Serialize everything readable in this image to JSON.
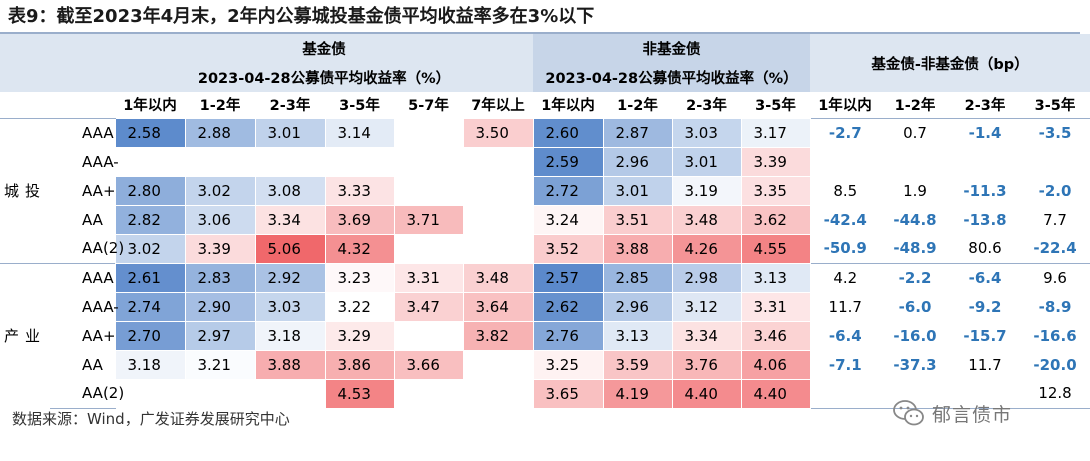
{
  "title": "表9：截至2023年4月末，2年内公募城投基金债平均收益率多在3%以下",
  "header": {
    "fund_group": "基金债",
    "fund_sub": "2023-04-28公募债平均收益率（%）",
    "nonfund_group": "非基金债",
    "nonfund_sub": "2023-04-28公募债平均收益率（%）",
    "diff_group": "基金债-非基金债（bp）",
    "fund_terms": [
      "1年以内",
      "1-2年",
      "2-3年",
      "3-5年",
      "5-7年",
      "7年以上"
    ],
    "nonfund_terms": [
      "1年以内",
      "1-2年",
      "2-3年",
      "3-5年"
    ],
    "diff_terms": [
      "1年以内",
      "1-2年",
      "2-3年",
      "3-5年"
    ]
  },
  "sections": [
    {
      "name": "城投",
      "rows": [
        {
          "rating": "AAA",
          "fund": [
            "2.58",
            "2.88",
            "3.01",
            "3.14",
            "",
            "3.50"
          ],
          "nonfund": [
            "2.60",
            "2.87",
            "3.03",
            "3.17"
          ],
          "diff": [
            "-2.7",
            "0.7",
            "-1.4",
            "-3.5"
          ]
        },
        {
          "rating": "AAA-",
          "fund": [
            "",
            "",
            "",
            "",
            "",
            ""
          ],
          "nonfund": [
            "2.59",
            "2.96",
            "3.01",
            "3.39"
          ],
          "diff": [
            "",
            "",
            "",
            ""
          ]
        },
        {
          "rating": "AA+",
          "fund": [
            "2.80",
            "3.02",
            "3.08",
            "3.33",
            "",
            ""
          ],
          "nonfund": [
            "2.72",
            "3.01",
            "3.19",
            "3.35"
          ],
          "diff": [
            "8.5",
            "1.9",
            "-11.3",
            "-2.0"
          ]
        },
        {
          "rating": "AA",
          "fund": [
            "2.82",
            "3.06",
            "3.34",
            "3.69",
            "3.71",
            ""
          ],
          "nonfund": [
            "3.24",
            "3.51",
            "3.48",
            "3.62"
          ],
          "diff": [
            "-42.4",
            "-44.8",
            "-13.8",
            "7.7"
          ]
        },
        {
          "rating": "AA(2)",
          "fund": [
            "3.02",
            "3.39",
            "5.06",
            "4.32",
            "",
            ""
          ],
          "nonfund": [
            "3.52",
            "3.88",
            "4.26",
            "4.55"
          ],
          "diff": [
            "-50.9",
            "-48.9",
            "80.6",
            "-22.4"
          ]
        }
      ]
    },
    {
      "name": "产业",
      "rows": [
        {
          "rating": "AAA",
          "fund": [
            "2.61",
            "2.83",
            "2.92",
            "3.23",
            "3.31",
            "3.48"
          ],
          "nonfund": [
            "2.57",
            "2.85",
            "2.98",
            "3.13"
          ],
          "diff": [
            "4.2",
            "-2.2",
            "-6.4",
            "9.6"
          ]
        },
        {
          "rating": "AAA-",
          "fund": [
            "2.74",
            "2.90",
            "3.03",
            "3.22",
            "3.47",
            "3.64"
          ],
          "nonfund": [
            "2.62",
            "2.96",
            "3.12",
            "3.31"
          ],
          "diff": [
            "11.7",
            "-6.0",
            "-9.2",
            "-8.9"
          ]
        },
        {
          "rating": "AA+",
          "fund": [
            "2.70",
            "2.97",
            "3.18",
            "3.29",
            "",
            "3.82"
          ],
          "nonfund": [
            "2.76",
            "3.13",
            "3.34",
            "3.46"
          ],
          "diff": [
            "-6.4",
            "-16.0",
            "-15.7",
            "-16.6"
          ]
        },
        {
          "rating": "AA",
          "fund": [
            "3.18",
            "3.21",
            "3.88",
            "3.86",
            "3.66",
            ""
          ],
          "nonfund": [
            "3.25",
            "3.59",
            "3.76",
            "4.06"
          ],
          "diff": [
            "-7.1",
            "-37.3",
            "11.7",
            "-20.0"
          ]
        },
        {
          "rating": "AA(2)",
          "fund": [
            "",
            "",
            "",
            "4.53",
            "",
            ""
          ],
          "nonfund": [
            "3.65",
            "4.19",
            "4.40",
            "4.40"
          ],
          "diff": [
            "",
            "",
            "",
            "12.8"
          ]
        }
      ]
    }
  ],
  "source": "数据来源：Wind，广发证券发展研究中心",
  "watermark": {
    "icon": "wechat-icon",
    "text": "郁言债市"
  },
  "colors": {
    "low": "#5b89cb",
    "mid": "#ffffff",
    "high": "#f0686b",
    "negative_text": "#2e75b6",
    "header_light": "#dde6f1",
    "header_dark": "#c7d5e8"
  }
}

▶ GIVEN PROBLEM: Give back every line exactly as it stands, pictures excluded.

▶ RESPONSE TO THIS TASK:
Serialize everything readable in this image to JSON.
{
  "title": "表9：截至2023年4月末，2年内公募城投基金债平均收益率多在3%以下",
  "header": {
    "fund_group": "基金债",
    "fund_sub": "2023-04-28公募债平均收益率（%）",
    "nonfund_group": "非基金债",
    "nonfund_sub": "2023-04-28公募债平均收益率（%）",
    "diff_group": "基金债-非基金债（bp）",
    "fund_terms": [
      "1年以内",
      "1-2年",
      "2-3年",
      "3-5年",
      "5-7年",
      "7年以上"
    ],
    "nonfund_terms": [
      "1年以内",
      "1-2年",
      "2-3年",
      "3-5年"
    ],
    "diff_terms": [
      "1年以内",
      "1-2年",
      "2-3年",
      "3-5年"
    ]
  },
  "sections": [
    {
      "name": "城投",
      "rows": [
        {
          "rating": "AAA",
          "fund": [
            "2.58",
            "2.88",
            "3.01",
            "3.14",
            "",
            "3.50"
          ],
          "nonfund": [
            "2.60",
            "2.87",
            "3.03",
            "3.17"
          ],
          "diff": [
            "-2.7",
            "0.7",
            "-1.4",
            "-3.5"
          ]
        },
        {
          "rating": "AAA-",
          "fund": [
            "",
            "",
            "",
            "",
            "",
            ""
          ],
          "nonfund": [
            "2.59",
            "2.96",
            "3.01",
            "3.39"
          ],
          "diff": [
            "",
            "",
            "",
            ""
          ]
        },
        {
          "rating": "AA+",
          "fund": [
            "2.80",
            "3.02",
            "3.08",
            "3.33",
            "",
            ""
          ],
          "nonfund": [
            "2.72",
            "3.01",
            "3.19",
            "3.35"
          ],
          "diff": [
            "8.5",
            "1.9",
            "-11.3",
            "-2.0"
          ]
        },
        {
          "rating": "AA",
          "fund": [
            "2.82",
            "3.06",
            "3.34",
            "3.69",
            "3.71",
            ""
          ],
          "nonfund": [
            "3.24",
            "3.51",
            "3.48",
            "3.62"
          ],
          "diff": [
            "-42.4",
            "-44.8",
            "-13.8",
            "7.7"
          ]
        },
        {
          "rating": "AA(2)",
          "fund": [
            "3.02",
            "3.39",
            "5.06",
            "4.32",
            "",
            ""
          ],
          "nonfund": [
            "3.52",
            "3.88",
            "4.26",
            "4.55"
          ],
          "diff": [
            "-50.9",
            "-48.9",
            "80.6",
            "-22.4"
          ]
        }
      ]
    },
    {
      "name": "产业",
      "rows": [
        {
          "rating": "AAA",
          "fund": [
            "2.61",
            "2.83",
            "2.92",
            "3.23",
            "3.31",
            "3.48"
          ],
          "nonfund": [
            "2.57",
            "2.85",
            "2.98",
            "3.13"
          ],
          "diff": [
            "4.2",
            "-2.2",
            "-6.4",
            "9.6"
          ]
        },
        {
          "rating": "AAA-",
          "fund": [
            "2.74",
            "2.90",
            "3.03",
            "3.22",
            "3.47",
            "3.64"
          ],
          "nonfund": [
            "2.62",
            "2.96",
            "3.12",
            "3.31"
          ],
          "diff": [
            "11.7",
            "-6.0",
            "-9.2",
            "-8.9"
          ]
        },
        {
          "rating": "AA+",
          "fund": [
            "2.70",
            "2.97",
            "3.18",
            "3.29",
            "",
            "3.82"
          ],
          "nonfund": [
            "2.76",
            "3.13",
            "3.34",
            "3.46"
          ],
          "diff": [
            "-6.4",
            "-16.0",
            "-15.7",
            "-16.6"
          ]
        },
        {
          "rating": "AA",
          "fund": [
            "3.18",
            "3.21",
            "3.88",
            "3.86",
            "3.66",
            ""
          ],
          "nonfund": [
            "3.25",
            "3.59",
            "3.76",
            "4.06"
          ],
          "diff": [
            "-7.1",
            "-37.3",
            "11.7",
            "-20.0"
          ]
        },
        {
          "rating": "AA(2)",
          "fund": [
            "",
            "",
            "",
            "4.53",
            "",
            ""
          ],
          "nonfund": [
            "3.65",
            "4.19",
            "4.40",
            "4.40"
          ],
          "diff": [
            "",
            "",
            "",
            "12.8"
          ]
        }
      ]
    }
  ],
  "source": "数据来源：Wind，广发证券发展研究中心",
  "watermark": {
    "icon": "wechat-icon",
    "text": "郁言债市"
  },
  "colors": {
    "low": "#5b89cb",
    "mid": "#ffffff",
    "high": "#f0686b",
    "negative_text": "#2e75b6",
    "header_light": "#dde6f1",
    "header_dark": "#c7d5e8"
  }
}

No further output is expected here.